Data for this task
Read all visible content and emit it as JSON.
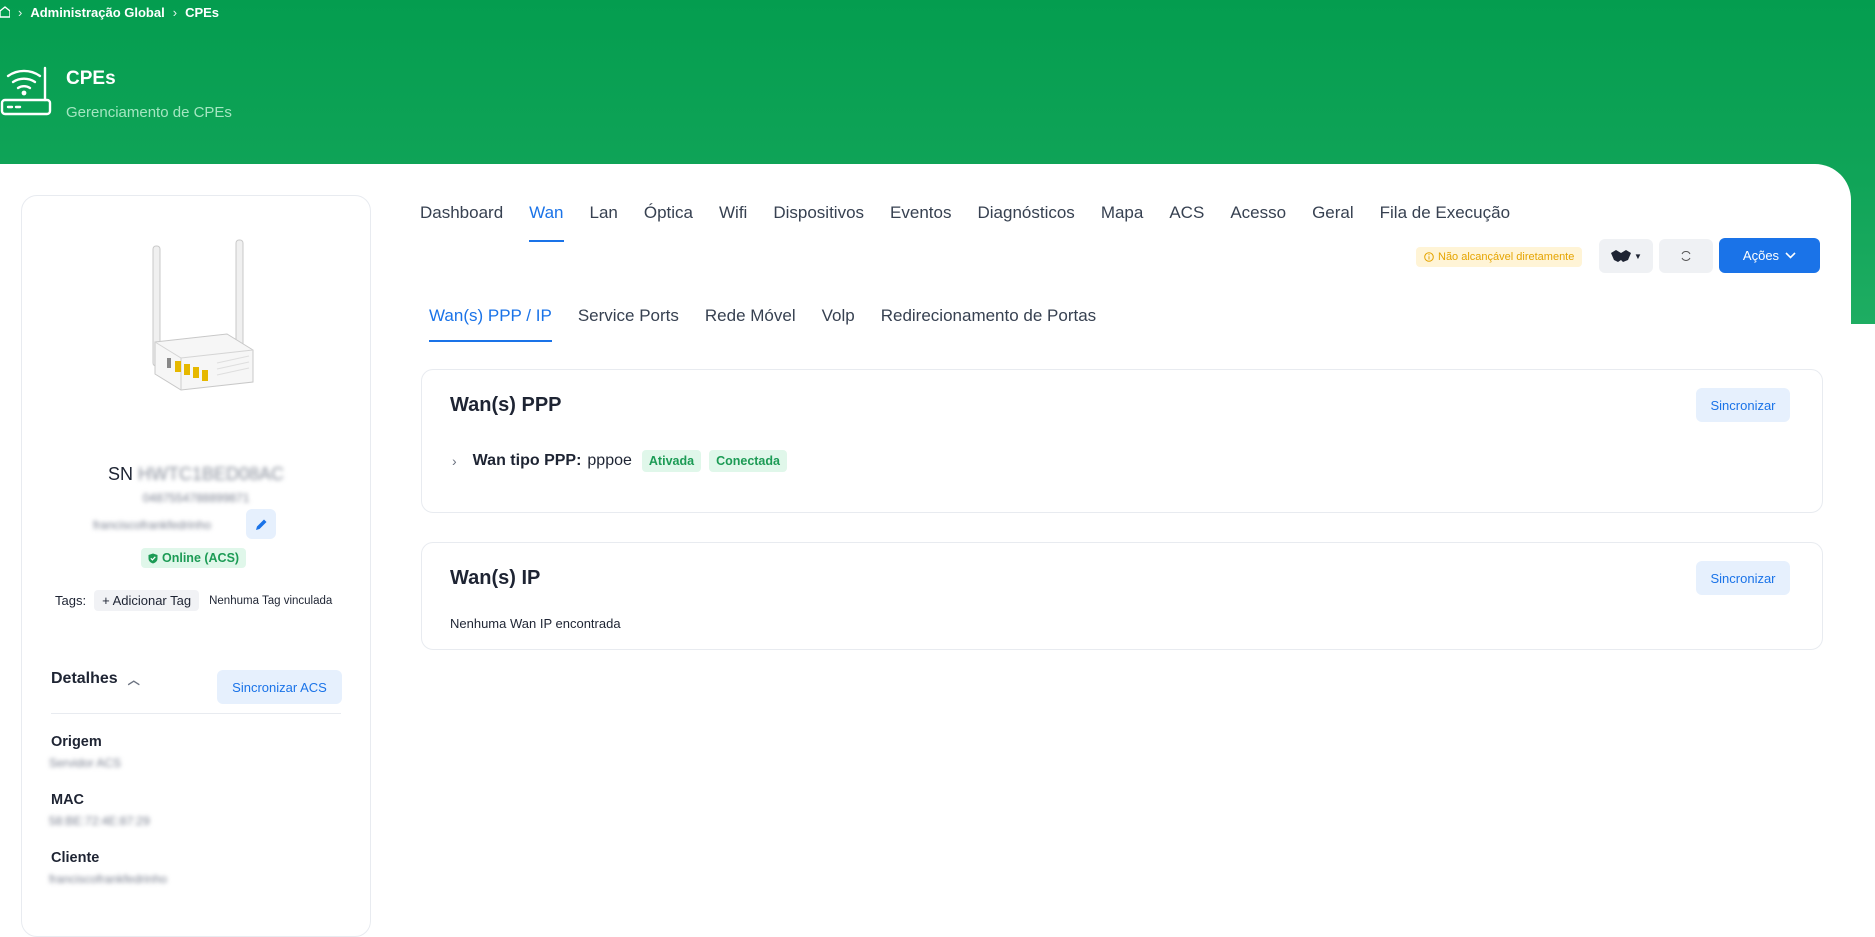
{
  "breadcrumb": {
    "items": [
      "Administração Global",
      "CPEs"
    ]
  },
  "header": {
    "title": "CPEs",
    "subtitle": "Gerenciamento de CPEs"
  },
  "device": {
    "sn_prefix": "SN",
    "sn_value": "HWTC1BED08AC",
    "line2": "0487554788899871",
    "line3": "franciscofrankfedrinho",
    "status": "Online (ACS)",
    "tags_label": "Tags:",
    "add_tag": "+ Adicionar Tag",
    "no_tags": "Nenhuma Tag vinculada"
  },
  "details": {
    "title": "Detalhes",
    "sync_label": "Sincronizar ACS",
    "fields": [
      {
        "label": "Origem",
        "value": "Servidor ACS"
      },
      {
        "label": "MAC",
        "value": "58:BE:72:4E:87:29"
      },
      {
        "label": "Cliente",
        "value": "franciscofrankfedrinho"
      }
    ]
  },
  "tabs": [
    "Dashboard",
    "Wan",
    "Lan",
    "Óptica",
    "Wifi",
    "Dispositivos",
    "Eventos",
    "Diagnósticos",
    "Mapa",
    "ACS",
    "Acesso",
    "Geral",
    "Fila de Execução"
  ],
  "active_tab": "Wan",
  "toolbar": {
    "status_chip": "Não alcançável diretamente",
    "actions_label": "Ações"
  },
  "subtabs": [
    "Wan(s) PPP / IP",
    "Service Ports",
    "Rede Móvel",
    "Volp",
    "Redirecionamento de Portas"
  ],
  "active_subtab": "Wan(s) PPP / IP",
  "wan_ppp": {
    "title": "Wan(s) PPP",
    "sync_label": "Sincronizar",
    "row_label": "Wan tipo PPP:",
    "row_value": "pppoe",
    "badge_enabled": "Ativada",
    "badge_connected": "Conectada"
  },
  "wan_ip": {
    "title": "Wan(s) IP",
    "sync_label": "Sincronizar",
    "empty": "Nenhuma Wan IP encontrada"
  },
  "colors": {
    "brand_green": "#049d4f",
    "primary_blue": "#1a73e8",
    "success": "#1c9b55",
    "warning": "#e5a400"
  }
}
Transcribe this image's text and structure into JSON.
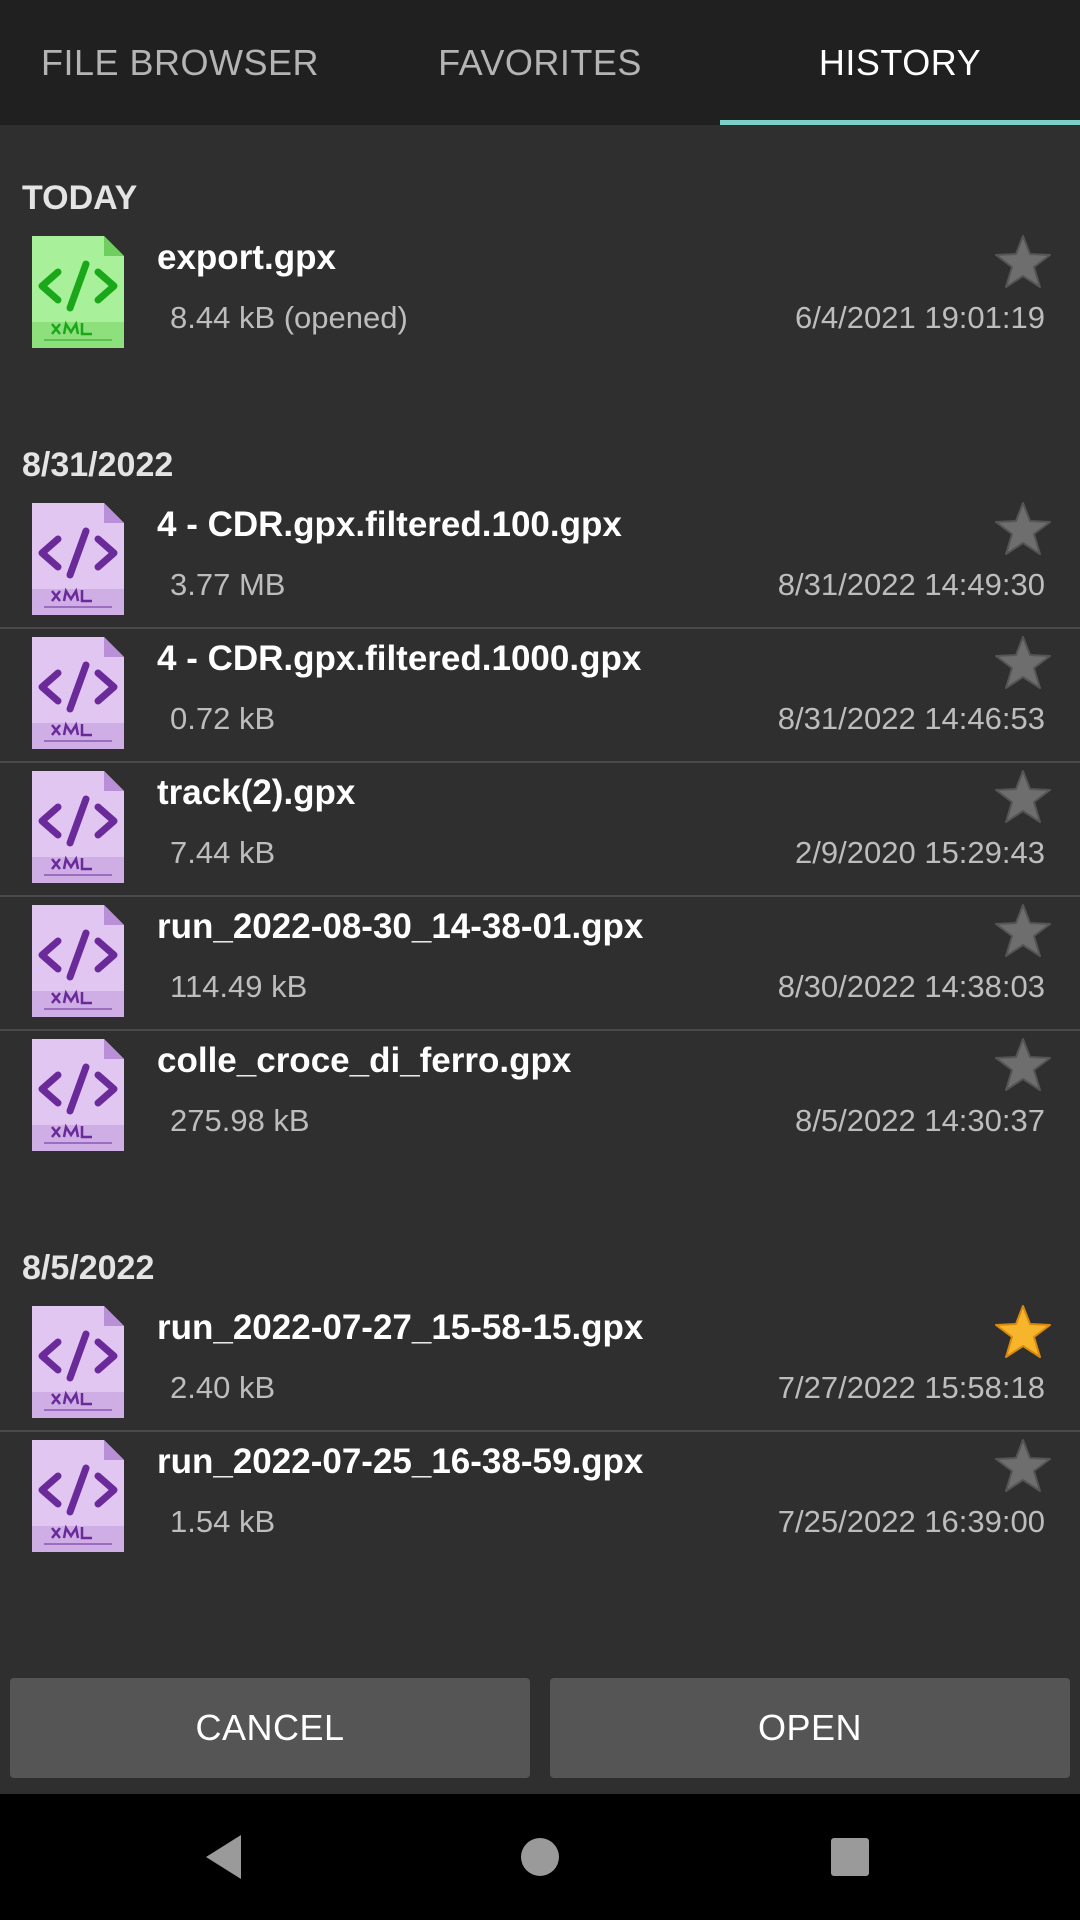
{
  "tabs": [
    {
      "label": "FILE BROWSER",
      "active": false
    },
    {
      "label": "FAVORITES",
      "active": false
    },
    {
      "label": "HISTORY",
      "active": true
    }
  ],
  "sections": [
    {
      "header": "TODAY",
      "items": [
        {
          "name": "export.gpx",
          "size": "8.44 kB (opened)",
          "date": "6/4/2021 19:01:19",
          "icon": "xml-file-green-icon",
          "favorite": false
        }
      ]
    },
    {
      "header": "8/31/2022",
      "items": [
        {
          "name": "4 - CDR.gpx.filtered.100.gpx",
          "size": "3.77 MB",
          "date": "8/31/2022 14:49:30",
          "icon": "xml-file-purple-icon",
          "favorite": false
        },
        {
          "name": "4 - CDR.gpx.filtered.1000.gpx",
          "size": "0.72 kB",
          "date": "8/31/2022 14:46:53",
          "icon": "xml-file-purple-icon",
          "favorite": false
        },
        {
          "name": "track(2).gpx",
          "size": "7.44 kB",
          "date": "2/9/2020 15:29:43",
          "icon": "xml-file-purple-icon",
          "favorite": false
        },
        {
          "name": "run_2022-08-30_14-38-01.gpx",
          "size": "114.49 kB",
          "date": "8/30/2022 14:38:03",
          "icon": "xml-file-purple-icon",
          "favorite": false
        },
        {
          "name": "colle_croce_di_ferro.gpx",
          "size": "275.98 kB",
          "date": "8/5/2022 14:30:37",
          "icon": "xml-file-purple-icon",
          "favorite": false
        }
      ]
    },
    {
      "header": "8/5/2022",
      "items": [
        {
          "name": "run_2022-07-27_15-58-15.gpx",
          "size": "2.40 kB",
          "date": "7/27/2022 15:58:18",
          "icon": "xml-file-purple-icon",
          "favorite": true
        },
        {
          "name": "run_2022-07-25_16-38-59.gpx",
          "size": "1.54 kB",
          "date": "7/25/2022 16:39:00",
          "icon": "xml-file-purple-icon",
          "favorite": false
        }
      ]
    }
  ],
  "buttons": {
    "cancel": "CANCEL",
    "open": "OPEN"
  },
  "colors": {
    "accent": "#7ecfc7",
    "star_off": "#6e6e6e",
    "star_on": "#f7b52c",
    "background": "#2f2f2f",
    "tabbar": "#202020",
    "button": "#555555"
  }
}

Problem description
Which lines hold the word "JSON"? Copy all of them.

Correct output
Read all visible content and emit it as JSON.
Transcribe this image's text and structure into JSON.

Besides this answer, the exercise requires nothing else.